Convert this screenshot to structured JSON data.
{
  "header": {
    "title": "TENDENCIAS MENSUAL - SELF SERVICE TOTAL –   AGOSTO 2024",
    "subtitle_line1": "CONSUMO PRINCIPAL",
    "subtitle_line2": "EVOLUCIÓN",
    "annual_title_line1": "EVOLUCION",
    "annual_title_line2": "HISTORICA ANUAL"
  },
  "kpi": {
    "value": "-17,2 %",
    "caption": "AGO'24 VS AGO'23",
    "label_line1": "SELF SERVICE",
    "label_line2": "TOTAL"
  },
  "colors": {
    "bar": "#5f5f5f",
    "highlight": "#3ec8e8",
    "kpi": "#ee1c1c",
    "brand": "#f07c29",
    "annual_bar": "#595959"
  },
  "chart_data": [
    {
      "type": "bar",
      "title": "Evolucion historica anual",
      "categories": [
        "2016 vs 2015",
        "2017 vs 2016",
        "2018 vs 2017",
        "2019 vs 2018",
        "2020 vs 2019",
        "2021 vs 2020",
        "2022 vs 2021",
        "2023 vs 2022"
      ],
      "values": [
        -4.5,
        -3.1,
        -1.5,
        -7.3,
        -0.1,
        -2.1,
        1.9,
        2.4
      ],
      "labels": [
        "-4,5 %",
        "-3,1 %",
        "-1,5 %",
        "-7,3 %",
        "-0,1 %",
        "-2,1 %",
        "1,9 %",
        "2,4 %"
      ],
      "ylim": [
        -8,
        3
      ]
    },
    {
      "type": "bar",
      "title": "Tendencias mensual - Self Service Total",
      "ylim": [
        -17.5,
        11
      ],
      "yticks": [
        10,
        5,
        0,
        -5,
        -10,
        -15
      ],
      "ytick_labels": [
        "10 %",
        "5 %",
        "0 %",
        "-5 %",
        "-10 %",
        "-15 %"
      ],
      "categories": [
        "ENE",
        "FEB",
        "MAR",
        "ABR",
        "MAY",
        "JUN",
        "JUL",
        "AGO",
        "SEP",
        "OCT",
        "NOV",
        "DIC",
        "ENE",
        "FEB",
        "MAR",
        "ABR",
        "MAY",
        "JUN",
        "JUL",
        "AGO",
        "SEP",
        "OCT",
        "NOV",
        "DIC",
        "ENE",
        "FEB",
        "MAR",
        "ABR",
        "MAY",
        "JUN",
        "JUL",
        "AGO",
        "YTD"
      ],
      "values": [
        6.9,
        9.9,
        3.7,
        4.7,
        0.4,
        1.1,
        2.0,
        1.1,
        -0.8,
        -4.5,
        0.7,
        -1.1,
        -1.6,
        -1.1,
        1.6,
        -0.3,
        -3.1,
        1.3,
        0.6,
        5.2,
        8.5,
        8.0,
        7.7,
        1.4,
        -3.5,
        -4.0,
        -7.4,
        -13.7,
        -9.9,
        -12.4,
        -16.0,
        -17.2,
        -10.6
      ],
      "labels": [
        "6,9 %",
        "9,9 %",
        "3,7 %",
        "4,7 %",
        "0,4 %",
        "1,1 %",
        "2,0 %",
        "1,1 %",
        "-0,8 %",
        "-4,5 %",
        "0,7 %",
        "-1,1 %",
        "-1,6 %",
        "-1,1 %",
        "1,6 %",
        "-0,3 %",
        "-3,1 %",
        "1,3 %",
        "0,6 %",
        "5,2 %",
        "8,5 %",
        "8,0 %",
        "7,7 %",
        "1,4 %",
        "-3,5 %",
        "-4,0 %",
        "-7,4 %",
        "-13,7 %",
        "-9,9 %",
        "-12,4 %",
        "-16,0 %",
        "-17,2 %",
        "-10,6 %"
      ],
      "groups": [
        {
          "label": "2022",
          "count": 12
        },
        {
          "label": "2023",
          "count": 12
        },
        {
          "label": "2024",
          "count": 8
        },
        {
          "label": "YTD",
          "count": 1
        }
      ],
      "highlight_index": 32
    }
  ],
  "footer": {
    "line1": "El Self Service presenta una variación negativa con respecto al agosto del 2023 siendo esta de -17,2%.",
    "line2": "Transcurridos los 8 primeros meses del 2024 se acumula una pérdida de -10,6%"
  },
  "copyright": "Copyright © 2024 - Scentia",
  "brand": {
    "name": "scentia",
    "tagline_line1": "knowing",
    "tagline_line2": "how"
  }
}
::::::::
Task to complete:
Please output the entries above, every line exactly as it reads.

Complete response:
Convert this screenshot to structured JSON data.
{
  "header": {
    "title": "TENDENCIAS MENSUAL - SELF SERVICE TOTAL –   AGOSTO 2024",
    "subtitle_line1": "CONSUMO PRINCIPAL",
    "subtitle_line2": "EVOLUCIÓN",
    "annual_title_line1": "EVOLUCION",
    "annual_title_line2": "HISTORICA ANUAL"
  },
  "kpi": {
    "value": "-17,2 %",
    "caption": "AGO'24 VS AGO'23",
    "label_line1": "SELF SERVICE",
    "label_line2": "TOTAL"
  },
  "colors": {
    "bar": "#5f5f5f",
    "highlight": "#3ec8e8",
    "kpi": "#ee1c1c",
    "brand": "#f07c29",
    "annual_bar": "#595959"
  },
  "chart_data": [
    {
      "type": "bar",
      "title": "Evolucion historica anual",
      "categories": [
        "2016 vs 2015",
        "2017 vs 2016",
        "2018 vs 2017",
        "2019 vs 2018",
        "2020 vs 2019",
        "2021 vs 2020",
        "2022 vs 2021",
        "2023 vs 2022"
      ],
      "values": [
        -4.5,
        -3.1,
        -1.5,
        -7.3,
        -0.1,
        -2.1,
        1.9,
        2.4
      ],
      "labels": [
        "-4,5 %",
        "-3,1 %",
        "-1,5 %",
        "-7,3 %",
        "-0,1 %",
        "-2,1 %",
        "1,9 %",
        "2,4 %"
      ],
      "ylim": [
        -8,
        3
      ]
    },
    {
      "type": "bar",
      "title": "Tendencias mensual - Self Service Total",
      "ylim": [
        -17.5,
        11
      ],
      "yticks": [
        10,
        5,
        0,
        -5,
        -10,
        -15
      ],
      "ytick_labels": [
        "10 %",
        "5 %",
        "0 %",
        "-5 %",
        "-10 %",
        "-15 %"
      ],
      "categories": [
        "ENE",
        "FEB",
        "MAR",
        "ABR",
        "MAY",
        "JUN",
        "JUL",
        "AGO",
        "SEP",
        "OCT",
        "NOV",
        "DIC",
        "ENE",
        "FEB",
        "MAR",
        "ABR",
        "MAY",
        "JUN",
        "JUL",
        "AGO",
        "SEP",
        "OCT",
        "NOV",
        "DIC",
        "ENE",
        "FEB",
        "MAR",
        "ABR",
        "MAY",
        "JUN",
        "JUL",
        "AGO",
        "YTD"
      ],
      "values": [
        6.9,
        9.9,
        3.7,
        4.7,
        0.4,
        1.1,
        2.0,
        1.1,
        -0.8,
        -4.5,
        0.7,
        -1.1,
        -1.6,
        -1.1,
        1.6,
        -0.3,
        -3.1,
        1.3,
        0.6,
        5.2,
        8.5,
        8.0,
        7.7,
        1.4,
        -3.5,
        -4.0,
        -7.4,
        -13.7,
        -9.9,
        -12.4,
        -16.0,
        -17.2,
        -10.6
      ],
      "labels": [
        "6,9 %",
        "9,9 %",
        "3,7 %",
        "4,7 %",
        "0,4 %",
        "1,1 %",
        "2,0 %",
        "1,1 %",
        "-0,8 %",
        "-4,5 %",
        "0,7 %",
        "-1,1 %",
        "-1,6 %",
        "-1,1 %",
        "1,6 %",
        "-0,3 %",
        "-3,1 %",
        "1,3 %",
        "0,6 %",
        "5,2 %",
        "8,5 %",
        "8,0 %",
        "7,7 %",
        "1,4 %",
        "-3,5 %",
        "-4,0 %",
        "-7,4 %",
        "-13,7 %",
        "-9,9 %",
        "-12,4 %",
        "-16,0 %",
        "-17,2 %",
        "-10,6 %"
      ],
      "groups": [
        {
          "label": "2022",
          "count": 12
        },
        {
          "label": "2023",
          "count": 12
        },
        {
          "label": "2024",
          "count": 8
        },
        {
          "label": "YTD",
          "count": 1
        }
      ],
      "highlight_index": 32
    }
  ],
  "footer": {
    "line1": "El Self Service presenta una variación negativa con respecto al agosto del 2023 siendo esta de -17,2%.",
    "line2": "Transcurridos los 8 primeros meses del 2024 se acumula una pérdida de -10,6%"
  },
  "copyright": "Copyright © 2024 - Scentia",
  "brand": {
    "name": "scentia",
    "tagline_line1": "knowing",
    "tagline_line2": "how"
  }
}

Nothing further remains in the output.